EXERCISE – Below are records to repeat exactly. Omit the pictures from the copy.

== == ==

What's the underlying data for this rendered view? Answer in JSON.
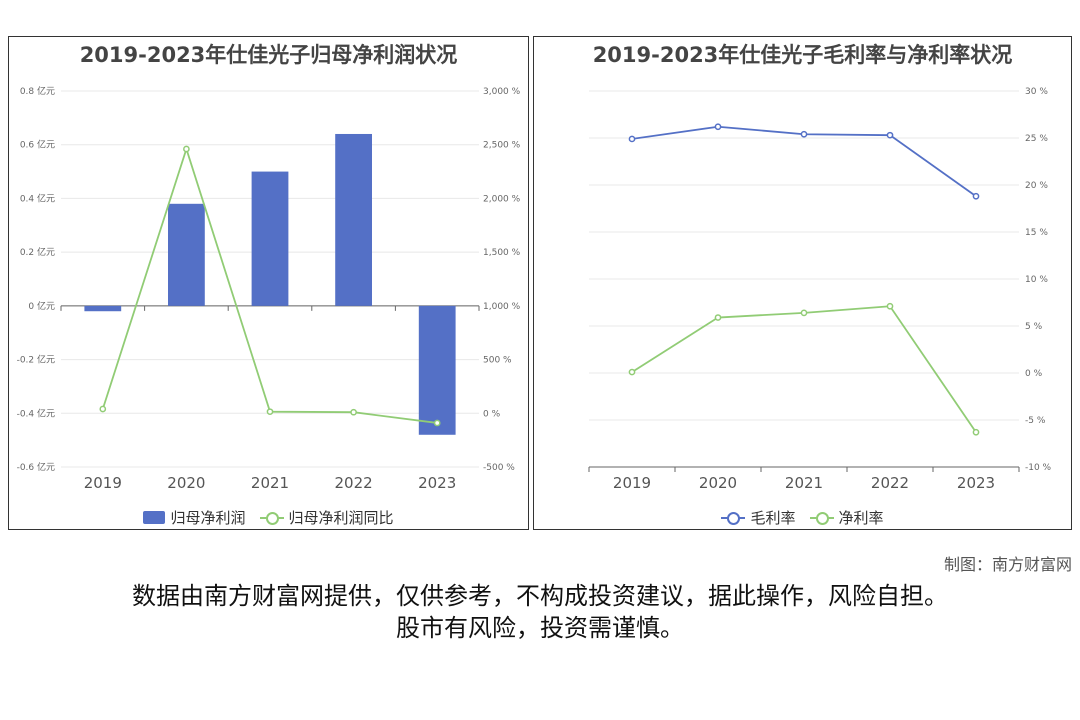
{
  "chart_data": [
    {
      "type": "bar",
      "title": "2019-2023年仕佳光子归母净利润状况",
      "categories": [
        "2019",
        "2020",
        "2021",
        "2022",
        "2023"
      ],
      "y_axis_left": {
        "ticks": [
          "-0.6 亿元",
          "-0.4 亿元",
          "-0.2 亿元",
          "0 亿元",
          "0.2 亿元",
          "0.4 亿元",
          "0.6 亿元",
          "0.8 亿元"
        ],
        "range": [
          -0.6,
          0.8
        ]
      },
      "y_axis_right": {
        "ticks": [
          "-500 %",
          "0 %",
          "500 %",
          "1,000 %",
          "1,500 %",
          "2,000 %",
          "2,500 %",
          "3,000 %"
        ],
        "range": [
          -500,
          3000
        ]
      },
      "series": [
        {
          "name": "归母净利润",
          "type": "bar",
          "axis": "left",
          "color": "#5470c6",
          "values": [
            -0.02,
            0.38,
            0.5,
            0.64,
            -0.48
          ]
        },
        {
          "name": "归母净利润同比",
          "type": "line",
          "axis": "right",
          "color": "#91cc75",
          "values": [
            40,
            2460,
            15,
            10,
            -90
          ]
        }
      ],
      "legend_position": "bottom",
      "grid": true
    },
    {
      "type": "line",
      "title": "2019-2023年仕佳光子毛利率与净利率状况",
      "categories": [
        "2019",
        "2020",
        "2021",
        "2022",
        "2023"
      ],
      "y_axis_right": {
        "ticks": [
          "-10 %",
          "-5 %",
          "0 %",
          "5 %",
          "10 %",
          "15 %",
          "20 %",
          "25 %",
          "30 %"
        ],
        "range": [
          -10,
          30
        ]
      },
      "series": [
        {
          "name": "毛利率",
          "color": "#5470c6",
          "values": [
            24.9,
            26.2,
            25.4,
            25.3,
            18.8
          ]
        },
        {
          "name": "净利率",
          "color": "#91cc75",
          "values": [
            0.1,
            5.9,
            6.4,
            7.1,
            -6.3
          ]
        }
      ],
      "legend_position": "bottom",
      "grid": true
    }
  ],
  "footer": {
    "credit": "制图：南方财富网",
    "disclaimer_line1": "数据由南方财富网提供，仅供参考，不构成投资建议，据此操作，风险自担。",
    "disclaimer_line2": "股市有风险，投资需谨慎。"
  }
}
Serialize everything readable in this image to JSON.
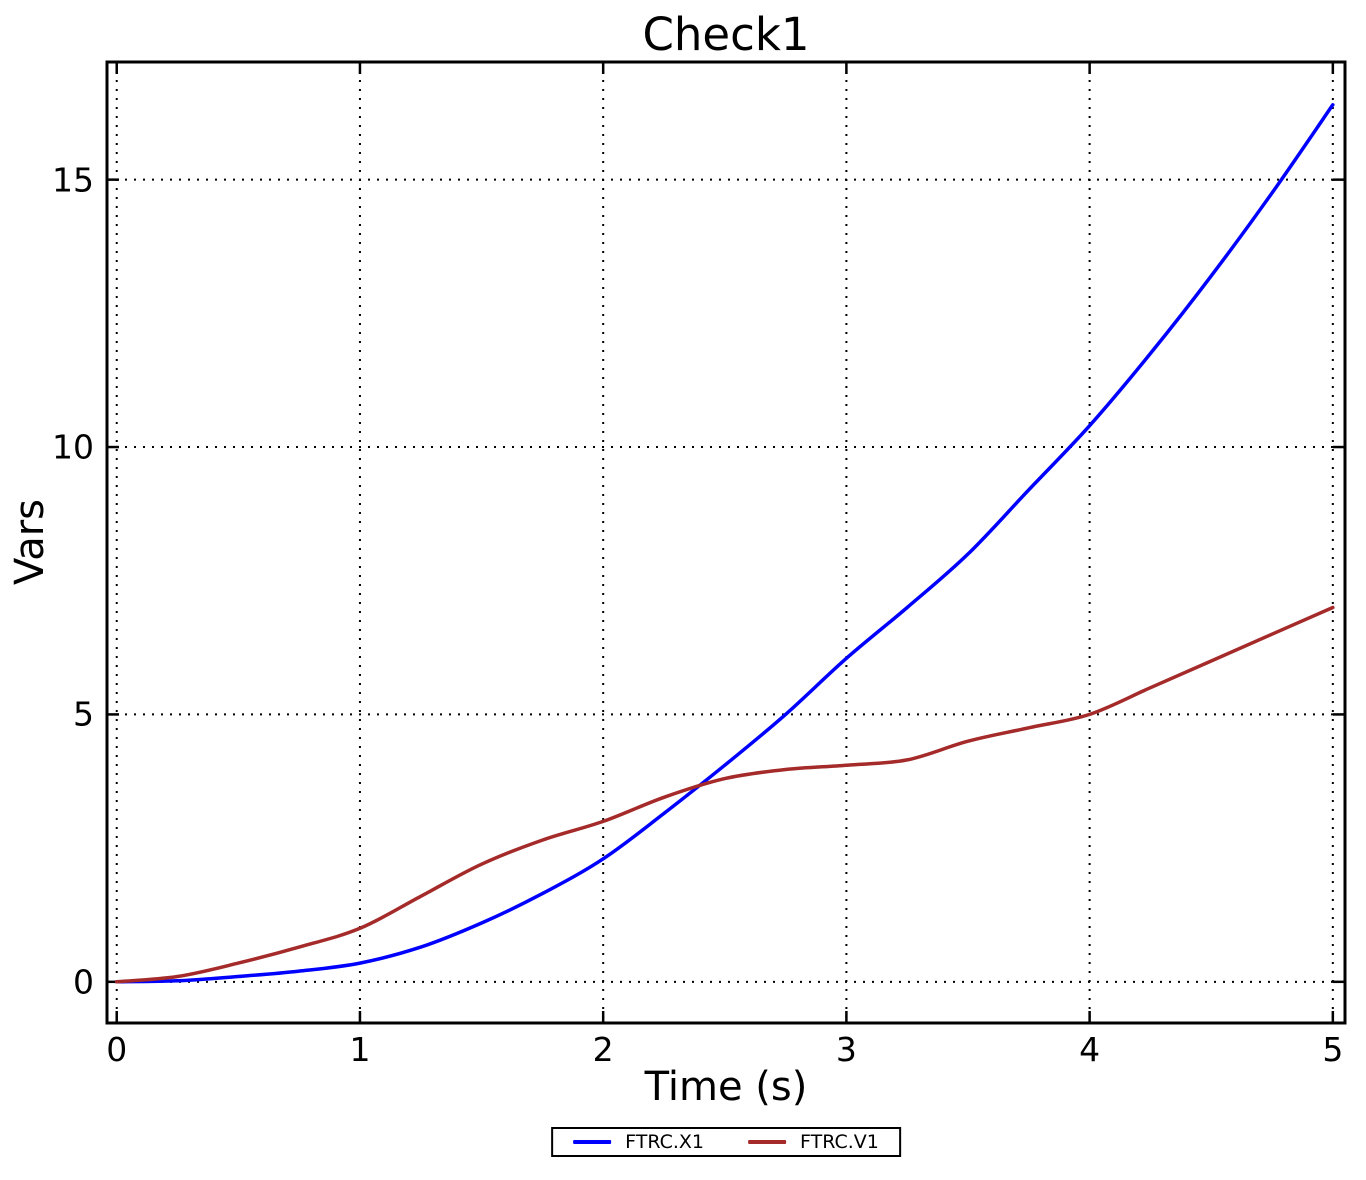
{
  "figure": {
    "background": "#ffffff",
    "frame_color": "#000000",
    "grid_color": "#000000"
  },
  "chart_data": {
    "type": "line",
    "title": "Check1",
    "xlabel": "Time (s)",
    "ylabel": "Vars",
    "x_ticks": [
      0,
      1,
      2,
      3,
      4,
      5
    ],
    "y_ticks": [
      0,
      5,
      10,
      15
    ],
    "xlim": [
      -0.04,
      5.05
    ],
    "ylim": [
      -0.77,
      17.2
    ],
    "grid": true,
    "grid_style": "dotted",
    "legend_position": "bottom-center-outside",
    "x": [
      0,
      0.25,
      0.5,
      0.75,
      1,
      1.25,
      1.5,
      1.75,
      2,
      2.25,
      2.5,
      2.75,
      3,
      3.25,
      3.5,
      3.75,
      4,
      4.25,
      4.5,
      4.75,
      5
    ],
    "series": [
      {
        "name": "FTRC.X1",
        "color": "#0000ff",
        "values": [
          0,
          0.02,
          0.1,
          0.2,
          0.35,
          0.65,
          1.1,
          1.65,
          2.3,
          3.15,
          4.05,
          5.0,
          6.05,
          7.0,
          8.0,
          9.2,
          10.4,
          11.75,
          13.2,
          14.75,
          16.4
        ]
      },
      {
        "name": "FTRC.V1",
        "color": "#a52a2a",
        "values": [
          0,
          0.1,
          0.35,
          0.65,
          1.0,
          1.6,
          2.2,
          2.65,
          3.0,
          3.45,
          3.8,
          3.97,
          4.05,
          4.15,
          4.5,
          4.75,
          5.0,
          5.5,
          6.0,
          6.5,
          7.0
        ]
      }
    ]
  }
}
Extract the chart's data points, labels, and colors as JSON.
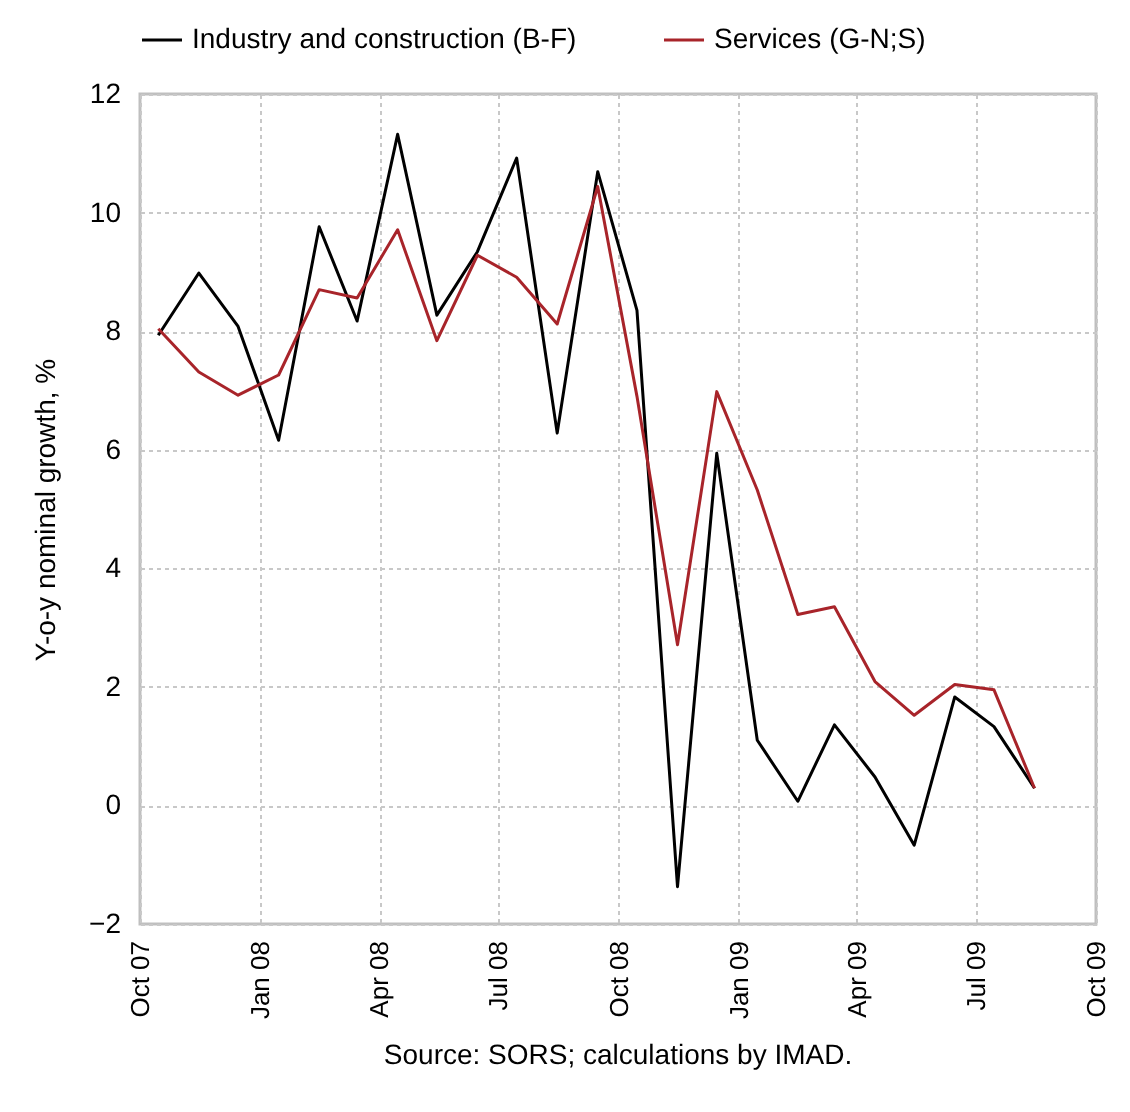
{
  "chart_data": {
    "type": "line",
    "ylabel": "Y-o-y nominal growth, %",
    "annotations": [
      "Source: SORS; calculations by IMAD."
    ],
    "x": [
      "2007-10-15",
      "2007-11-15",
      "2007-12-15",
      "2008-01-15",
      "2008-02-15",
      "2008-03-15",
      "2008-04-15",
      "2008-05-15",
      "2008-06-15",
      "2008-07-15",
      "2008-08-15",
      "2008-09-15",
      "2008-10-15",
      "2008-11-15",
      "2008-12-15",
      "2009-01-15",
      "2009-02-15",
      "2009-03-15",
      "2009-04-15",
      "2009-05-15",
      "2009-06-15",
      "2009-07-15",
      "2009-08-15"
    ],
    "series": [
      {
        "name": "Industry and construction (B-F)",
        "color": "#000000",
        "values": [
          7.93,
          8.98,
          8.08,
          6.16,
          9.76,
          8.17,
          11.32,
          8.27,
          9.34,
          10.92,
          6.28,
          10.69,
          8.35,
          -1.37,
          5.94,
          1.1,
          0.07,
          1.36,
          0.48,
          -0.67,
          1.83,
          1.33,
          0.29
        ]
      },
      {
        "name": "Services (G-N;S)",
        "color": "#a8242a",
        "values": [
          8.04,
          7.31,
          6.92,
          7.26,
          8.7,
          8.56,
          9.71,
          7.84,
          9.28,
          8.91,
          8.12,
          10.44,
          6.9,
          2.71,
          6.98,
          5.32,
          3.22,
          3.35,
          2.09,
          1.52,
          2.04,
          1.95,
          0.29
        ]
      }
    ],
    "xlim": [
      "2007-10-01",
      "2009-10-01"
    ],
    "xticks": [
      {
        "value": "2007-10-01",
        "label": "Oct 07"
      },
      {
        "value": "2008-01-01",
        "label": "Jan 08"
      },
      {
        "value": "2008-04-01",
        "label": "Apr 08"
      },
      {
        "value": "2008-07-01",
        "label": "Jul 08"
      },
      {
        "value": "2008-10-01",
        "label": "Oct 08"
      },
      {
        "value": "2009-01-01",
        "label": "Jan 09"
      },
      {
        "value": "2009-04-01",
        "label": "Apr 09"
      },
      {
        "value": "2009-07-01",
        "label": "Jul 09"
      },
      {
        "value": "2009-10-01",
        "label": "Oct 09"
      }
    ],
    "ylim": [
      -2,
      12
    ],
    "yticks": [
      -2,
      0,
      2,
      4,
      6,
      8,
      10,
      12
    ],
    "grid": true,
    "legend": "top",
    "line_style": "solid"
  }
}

== == ==

SOLUTION TO THIS EXERCISE –
What's the underlying data for this rendered view? Answer in JSON.
{
  "chart_data": [
    {
      "type": "bar",
      "title": "2019-2023年仕佳光子归母净利润状况",
      "categories": [
        "2019",
        "2020",
        "2021",
        "2022",
        "2023"
      ],
      "y_axis_left": {
        "ticks": [
          "-0.6 亿元",
          "-0.4 亿元",
          "-0.2 亿元",
          "0 亿元",
          "0.2 亿元",
          "0.4 亿元",
          "0.6 亿元",
          "0.8 亿元"
        ],
        "range": [
          -0.6,
          0.8
        ]
      },
      "y_axis_right": {
        "ticks": [
          "-500 %",
          "0 %",
          "500 %",
          "1,000 %",
          "1,500 %",
          "2,000 %",
          "2,500 %",
          "3,000 %"
        ],
        "range": [
          -500,
          3000
        ]
      },
      "series": [
        {
          "name": "归母净利润",
          "type": "bar",
          "axis": "left",
          "color": "#5470c6",
          "values": [
            -0.02,
            0.38,
            0.5,
            0.64,
            -0.48
          ]
        },
        {
          "name": "归母净利润同比",
          "type": "line",
          "axis": "right",
          "color": "#91cc75",
          "values": [
            40,
            2460,
            15,
            10,
            -90
          ]
        }
      ],
      "legend_position": "bottom",
      "grid": true
    },
    {
      "type": "line",
      "title": "2019-2023年仕佳光子毛利率与净利率状况",
      "categories": [
        "2019",
        "2020",
        "2021",
        "2022",
        "2023"
      ],
      "y_axis_right": {
        "ticks": [
          "-10 %",
          "-5 %",
          "0 %",
          "5 %",
          "10 %",
          "15 %",
          "20 %",
          "25 %",
          "30 %"
        ],
        "range": [
          -10,
          30
        ]
      },
      "series": [
        {
          "name": "毛利率",
          "color": "#5470c6",
          "values": [
            24.9,
            26.2,
            25.4,
            25.3,
            18.8
          ]
        },
        {
          "name": "净利率",
          "color": "#91cc75",
          "values": [
            0.1,
            5.9,
            6.4,
            7.1,
            -6.3
          ]
        }
      ],
      "legend_position": "bottom",
      "grid": true
    }
  ],
  "footer": {
    "credit": "制图：南方财富网",
    "disclaimer_line1": "数据由南方财富网提供，仅供参考，不构成投资建议，据此操作，风险自担。",
    "disclaimer_line2": "股市有风险，投资需谨慎。"
  }
}
Serialize everything readable in this image to JSON.
{
  "figure": {
    "background": "#ffffff",
    "frame_color": "#000000",
    "grid_color": "#000000"
  },
  "chart_data": {
    "type": "line",
    "title": "Check1",
    "xlabel": "Time (s)",
    "ylabel": "Vars",
    "x_ticks": [
      0,
      1,
      2,
      3,
      4,
      5
    ],
    "y_ticks": [
      0,
      5,
      10,
      15
    ],
    "xlim": [
      -0.04,
      5.05
    ],
    "ylim": [
      -0.77,
      17.2
    ],
    "grid": true,
    "grid_style": "dotted",
    "legend_position": "bottom-center-outside",
    "x": [
      0,
      0.25,
      0.5,
      0.75,
      1,
      1.25,
      1.5,
      1.75,
      2,
      2.25,
      2.5,
      2.75,
      3,
      3.25,
      3.5,
      3.75,
      4,
      4.25,
      4.5,
      4.75,
      5
    ],
    "series": [
      {
        "name": "FTRC.X1",
        "color": "#0000ff",
        "values": [
          0,
          0.02,
          0.1,
          0.2,
          0.35,
          0.65,
          1.1,
          1.65,
          2.3,
          3.15,
          4.05,
          5.0,
          6.05,
          7.0,
          8.0,
          9.2,
          10.4,
          11.75,
          13.2,
          14.75,
          16.4
        ]
      },
      {
        "name": "FTRC.V1",
        "color": "#a52a2a",
        "values": [
          0,
          0.1,
          0.35,
          0.65,
          1.0,
          1.6,
          2.2,
          2.65,
          3.0,
          3.45,
          3.8,
          3.97,
          4.05,
          4.15,
          4.5,
          4.75,
          5.0,
          5.5,
          6.0,
          6.5,
          7.0
        ]
      }
    ]
  }
}
Extract the chart's data points, labels, and colors as JSON.
{
  "chart_data": {
    "type": "line",
    "ylabel": "Y-o-y nominal growth, %",
    "annotations": [
      "Source: SORS; calculations by IMAD."
    ],
    "x": [
      "2007-10-15",
      "2007-11-15",
      "2007-12-15",
      "2008-01-15",
      "2008-02-15",
      "2008-03-15",
      "2008-04-15",
      "2008-05-15",
      "2008-06-15",
      "2008-07-15",
      "2008-08-15",
      "2008-09-15",
      "2008-10-15",
      "2008-11-15",
      "2008-12-15",
      "2009-01-15",
      "2009-02-15",
      "2009-03-15",
      "2009-04-15",
      "2009-05-15",
      "2009-06-15",
      "2009-07-15",
      "2009-08-15"
    ],
    "series": [
      {
        "name": "Industry and construction (B-F)",
        "color": "#000000",
        "values": [
          7.93,
          8.98,
          8.08,
          6.16,
          9.76,
          8.17,
          11.32,
          8.27,
          9.34,
          10.92,
          6.28,
          10.69,
          8.35,
          -1.37,
          5.94,
          1.1,
          0.07,
          1.36,
          0.48,
          -0.67,
          1.83,
          1.33,
          0.29
        ]
      },
      {
        "name": "Services (G-N;S)",
        "color": "#a8242a",
        "values": [
          8.04,
          7.31,
          6.92,
          7.26,
          8.7,
          8.56,
          9.71,
          7.84,
          9.28,
          8.91,
          8.12,
          10.44,
          6.9,
          2.71,
          6.98,
          5.32,
          3.22,
          3.35,
          2.09,
          1.52,
          2.04,
          1.95,
          0.29
        ]
      }
    ],
    "xlim": [
      "2007-10-01",
      "2009-10-01"
    ],
    "xticks": [
      {
        "value": "2007-10-01",
        "label": "Oct 07"
      },
      {
        "value": "2008-01-01",
        "label": "Jan 08"
      },
      {
        "value": "2008-04-01",
        "label": "Apr 08"
      },
      {
        "value": "2008-07-01",
        "label": "Jul 08"
      },
      {
        "value": "2008-10-01",
        "label": "Oct 08"
      },
      {
        "value": "2009-01-01",
        "label": "Jan 09"
      },
      {
        "value": "2009-04-01",
        "label": "Apr 09"
      },
      {
        "value": "2009-07-01",
        "label": "Jul 09"
      },
      {
        "value": "2009-10-01",
        "label": "Oct 09"
      }
    ],
    "ylim": [
      -2,
      12
    ],
    "yticks": [
      -2,
      0,
      2,
      4,
      6,
      8,
      10,
      12
    ],
    "grid": true,
    "legend": "top",
    "line_style": "solid"
  }
}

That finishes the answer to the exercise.